• [What is needed]: Give the listing again in full, exactly as written.

[start Supplied entries]

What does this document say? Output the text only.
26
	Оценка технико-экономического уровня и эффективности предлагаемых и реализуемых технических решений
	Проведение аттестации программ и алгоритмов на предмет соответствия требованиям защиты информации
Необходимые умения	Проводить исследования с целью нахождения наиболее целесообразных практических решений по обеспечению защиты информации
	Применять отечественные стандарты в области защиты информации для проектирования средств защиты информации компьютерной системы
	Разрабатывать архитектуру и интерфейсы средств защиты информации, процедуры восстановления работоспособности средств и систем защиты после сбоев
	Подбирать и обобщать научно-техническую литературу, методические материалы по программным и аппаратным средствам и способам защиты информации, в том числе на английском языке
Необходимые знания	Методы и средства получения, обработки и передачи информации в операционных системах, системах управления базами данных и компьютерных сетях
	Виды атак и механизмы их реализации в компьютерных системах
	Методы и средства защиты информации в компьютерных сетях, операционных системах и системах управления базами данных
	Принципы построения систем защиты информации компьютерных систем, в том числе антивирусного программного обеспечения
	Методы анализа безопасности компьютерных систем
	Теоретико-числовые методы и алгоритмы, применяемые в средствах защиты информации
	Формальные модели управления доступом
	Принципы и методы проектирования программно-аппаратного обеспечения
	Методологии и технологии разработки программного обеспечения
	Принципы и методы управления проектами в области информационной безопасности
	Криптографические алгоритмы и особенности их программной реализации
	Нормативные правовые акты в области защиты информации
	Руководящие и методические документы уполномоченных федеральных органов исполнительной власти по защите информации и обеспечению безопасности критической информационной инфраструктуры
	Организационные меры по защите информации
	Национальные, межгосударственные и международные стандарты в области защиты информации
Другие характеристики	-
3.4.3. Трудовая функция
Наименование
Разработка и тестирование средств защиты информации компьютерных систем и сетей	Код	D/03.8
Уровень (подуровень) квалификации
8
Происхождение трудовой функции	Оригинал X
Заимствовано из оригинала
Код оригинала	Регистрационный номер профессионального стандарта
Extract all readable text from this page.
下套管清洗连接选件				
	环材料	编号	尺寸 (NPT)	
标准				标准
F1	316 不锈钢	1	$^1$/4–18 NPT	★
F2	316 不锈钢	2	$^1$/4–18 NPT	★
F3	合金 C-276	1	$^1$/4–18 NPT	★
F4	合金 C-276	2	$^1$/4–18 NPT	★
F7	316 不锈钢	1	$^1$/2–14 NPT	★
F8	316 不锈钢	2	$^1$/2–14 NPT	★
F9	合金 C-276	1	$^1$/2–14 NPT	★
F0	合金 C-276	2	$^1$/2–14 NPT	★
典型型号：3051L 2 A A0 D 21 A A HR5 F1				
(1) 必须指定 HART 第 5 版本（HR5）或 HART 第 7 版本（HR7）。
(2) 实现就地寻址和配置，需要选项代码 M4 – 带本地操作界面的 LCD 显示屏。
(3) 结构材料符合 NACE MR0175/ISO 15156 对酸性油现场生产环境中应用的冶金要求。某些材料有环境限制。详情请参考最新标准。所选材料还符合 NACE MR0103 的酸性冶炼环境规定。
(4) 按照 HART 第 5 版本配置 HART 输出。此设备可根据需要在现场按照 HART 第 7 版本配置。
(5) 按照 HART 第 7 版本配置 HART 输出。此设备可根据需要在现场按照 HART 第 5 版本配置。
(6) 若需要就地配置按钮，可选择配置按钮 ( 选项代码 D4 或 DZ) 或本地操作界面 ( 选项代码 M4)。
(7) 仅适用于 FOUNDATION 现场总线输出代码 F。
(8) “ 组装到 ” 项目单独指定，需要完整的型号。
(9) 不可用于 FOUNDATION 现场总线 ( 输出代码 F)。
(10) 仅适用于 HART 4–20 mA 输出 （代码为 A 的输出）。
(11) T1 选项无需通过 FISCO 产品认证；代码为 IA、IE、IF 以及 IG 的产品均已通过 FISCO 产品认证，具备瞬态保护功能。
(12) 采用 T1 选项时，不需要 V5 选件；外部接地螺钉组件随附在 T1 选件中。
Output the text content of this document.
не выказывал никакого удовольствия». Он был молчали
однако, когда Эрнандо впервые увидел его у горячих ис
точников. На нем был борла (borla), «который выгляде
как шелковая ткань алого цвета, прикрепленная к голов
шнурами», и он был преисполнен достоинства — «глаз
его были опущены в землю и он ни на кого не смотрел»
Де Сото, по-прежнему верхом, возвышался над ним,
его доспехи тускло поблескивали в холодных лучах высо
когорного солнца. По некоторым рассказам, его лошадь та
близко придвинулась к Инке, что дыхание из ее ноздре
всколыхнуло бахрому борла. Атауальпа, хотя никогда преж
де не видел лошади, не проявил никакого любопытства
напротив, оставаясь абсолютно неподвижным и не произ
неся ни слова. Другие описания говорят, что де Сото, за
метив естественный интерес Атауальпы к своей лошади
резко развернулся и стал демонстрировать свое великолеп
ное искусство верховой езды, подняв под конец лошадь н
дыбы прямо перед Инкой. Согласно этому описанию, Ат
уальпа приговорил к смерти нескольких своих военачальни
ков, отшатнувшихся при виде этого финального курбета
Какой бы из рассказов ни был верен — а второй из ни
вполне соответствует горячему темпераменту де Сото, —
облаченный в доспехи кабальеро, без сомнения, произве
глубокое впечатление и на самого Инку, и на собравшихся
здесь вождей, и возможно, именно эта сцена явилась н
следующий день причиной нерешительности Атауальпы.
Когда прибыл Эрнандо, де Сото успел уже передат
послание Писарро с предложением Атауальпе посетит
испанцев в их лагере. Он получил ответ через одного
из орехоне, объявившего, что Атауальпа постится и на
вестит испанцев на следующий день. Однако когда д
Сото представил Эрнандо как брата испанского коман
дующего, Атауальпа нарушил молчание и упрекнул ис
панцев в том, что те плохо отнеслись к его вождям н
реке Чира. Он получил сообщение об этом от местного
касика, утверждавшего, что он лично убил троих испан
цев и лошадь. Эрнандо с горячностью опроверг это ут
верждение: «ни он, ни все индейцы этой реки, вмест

[end Supplied entries]

• [The answer]:
What does this document say? Output the text only.
26
	Оценка технико-экономического уровня и эффективности предлагаемых и реализуемых технических решений
	Проведение аттестации программ и алгоритмов на предмет соответствия требованиям защиты информации
Необходимые умения	Проводить исследования с целью нахождения наиболее целесообразных практических решений по обеспечению защиты информации
	Применять отечественные стандарты в области защиты информации для проектирования средств защиты информации компьютерной системы
	Разрабатывать архитектуру и интерфейсы средств защиты информации, процедуры восстановления работоспособности средств и систем защиты после сбоев
	Подбирать и обобщать научно-техническую литературу, методические материалы по программным и аппаратным средствам и способам защиты информации, в том числе на английском языке
Необходимые знания	Методы и средства получения, обработки и передачи информации в операционных системах, системах управления базами данных и компьютерных сетях
	Виды атак и механизмы их реализации в компьютерных системах
	Методы и средства защиты информации в компьютерных сетях, операционных системах и системах управления базами данных
	Принципы построения систем защиты информации компьютерных систем, в том числе антивирусного программного обеспечения
	Методы анализа безопасности компьютерных систем
	Теоретико-числовые методы и алгоритмы, применяемые в средствах защиты информации
	Формальные модели управления доступом
	Принципы и методы проектирования программно-аппаратного обеспечения
	Методологии и технологии разработки программного обеспечения
	Принципы и методы управления проектами в области информационной безопасности
	Криптографические алгоритмы и особенности их программной реализации
	Нормативные правовые акты в области защиты информации
	Руководящие и методические документы уполномоченных федеральных органов исполнительной власти по защите информации и обеспечению безопасности критической информационной инфраструктуры
	Организационные меры по защите информации
	Национальные, межгосударственные и международные стандарты в области защиты информации
Другие характеристики	-
3.4.3. Трудовая функция
Наименование
Разработка и тестирование средств защиты информации компьютерных систем и сетей	Код	D/03.8
Уровень (подуровень) квалификации
8
Происхождение трудовой функции	Оригинал X
Заимствовано из оригинала
Код оригинала	Регистрационный номер профессионального стандарта
Extract all readable text from this page.
下套管清洗连接选件				
	环材料	编号	尺寸 (NPT)	
标准				标准
F1	316 不锈钢	1	$^1$/4–18 NPT	★
F2	316 不锈钢	2	$^1$/4–18 NPT	★
F3	合金 C-276	1	$^1$/4–18 NPT	★
F4	合金 C-276	2	$^1$/4–18 NPT	★
F7	316 不锈钢	1	$^1$/2–14 NPT	★
F8	316 不锈钢	2	$^1$/2–14 NPT	★
F9	合金 C-276	1	$^1$/2–14 NPT	★
F0	合金 C-276	2	$^1$/2–14 NPT	★
典型型号：3051L 2 A A0 D 21 A A HR5 F1				
(1) 必须指定 HART 第 5 版本（HR5）或 HART 第 7 版本（HR7）。
(2) 实现就地寻址和配置，需要选项代码 M4 – 带本地操作界面的 LCD 显示屏。
(3) 结构材料符合 NACE MR0175/ISO 15156 对酸性油现场生产环境中应用的冶金要求。某些材料有环境限制。详情请参考最新标准。所选材料还符合 NACE MR0103 的酸性冶炼环境规定。
(4) 按照 HART 第 5 版本配置 HART 输出。此设备可根据需要在现场按照 HART 第 7 版本配置。
(5) 按照 HART 第 7 版本配置 HART 输出。此设备可根据需要在现场按照 HART 第 5 版本配置。
(6) 若需要就地配置按钮，可选择配置按钮 ( 选项代码 D4 或 DZ) 或本地操作界面 ( 选项代码 M4)。
(7) 仅适用于 FOUNDATION 现场总线输出代码 F。
(8) “ 组装到 ” 项目单独指定，需要完整的型号。
(9) 不可用于 FOUNDATION 现场总线 ( 输出代码 F)。
(10) 仅适用于 HART 4–20 mA 输出 （代码为 A 的输出）。
(11) T1 选项无需通过 FISCO 产品认证；代码为 IA、IE、IF 以及 IG 的产品均已通过 FISCO 产品认证，具备瞬态保护功能。
(12) 采用 T1 选项时，不需要 V5 选件；外部接地螺钉组件随附在 T1 选件中。
Output the text content of this document.
не выказывал никакого удовольствия». Он был молчали
однако, когда Эрнандо впервые увидел его у горячих ис
точников. На нем был борла (borla), «который выгляде
как шелковая ткань алого цвета, прикрепленная к голов
шнурами», и он был преисполнен достоинства — «глаз
его были опущены в землю и он ни на кого не смотрел»
Де Сото, по-прежнему верхом, возвышался над ним,
его доспехи тускло поблескивали в холодных лучах высо
когорного солнца. По некоторым рассказам, его лошадь та
близко придвинулась к Инке, что дыхание из ее ноздре
всколыхнуло бахрому борла. Атауальпа, хотя никогда преж
де не видел лошади, не проявил никакого любопытства
напротив, оставаясь абсолютно неподвижным и не произ
неся ни слова. Другие описания говорят, что де Сото, за
метив естественный интерес Атауальпы к своей лошади
резко развернулся и стал демонстрировать свое великолеп
ное искусство верховой езды, подняв под конец лошадь н
дыбы прямо перед Инкой. Согласно этому описанию, Ат
уальпа приговорил к смерти нескольких своих военачальни
ков, отшатнувшихся при виде этого финального курбета
Какой бы из рассказов ни был верен — а второй из ни
вполне соответствует горячему темпераменту де Сото, —
облаченный в доспехи кабальеро, без сомнения, произве
глубокое впечатление и на самого Инку, и на собравшихся
здесь вождей, и возможно, именно эта сцена явилась н
следующий день причиной нерешительности Атауальпы.
Когда прибыл Эрнандо, де Сото успел уже передат
послание Писарро с предложением Атауальпе посетит
испанцев в их лагере. Он получил ответ через одного
из орехоне, объявившего, что Атауальпа постится и на
вестит испанцев на следующий день. Однако когда д
Сото представил Эрнандо как брата испанского коман
дующего, Атауальпа нарушил молчание и упрекнул ис
панцев в том, что те плохо отнеслись к его вождям н
реке Чира. Он получил сообщение об этом от местного
касика, утверждавшего, что он лично убил троих испан
цев и лошадь. Эрнандо с горячностью опроверг это ут
верждение: «ни он, ни все индейцы этой реки, вмест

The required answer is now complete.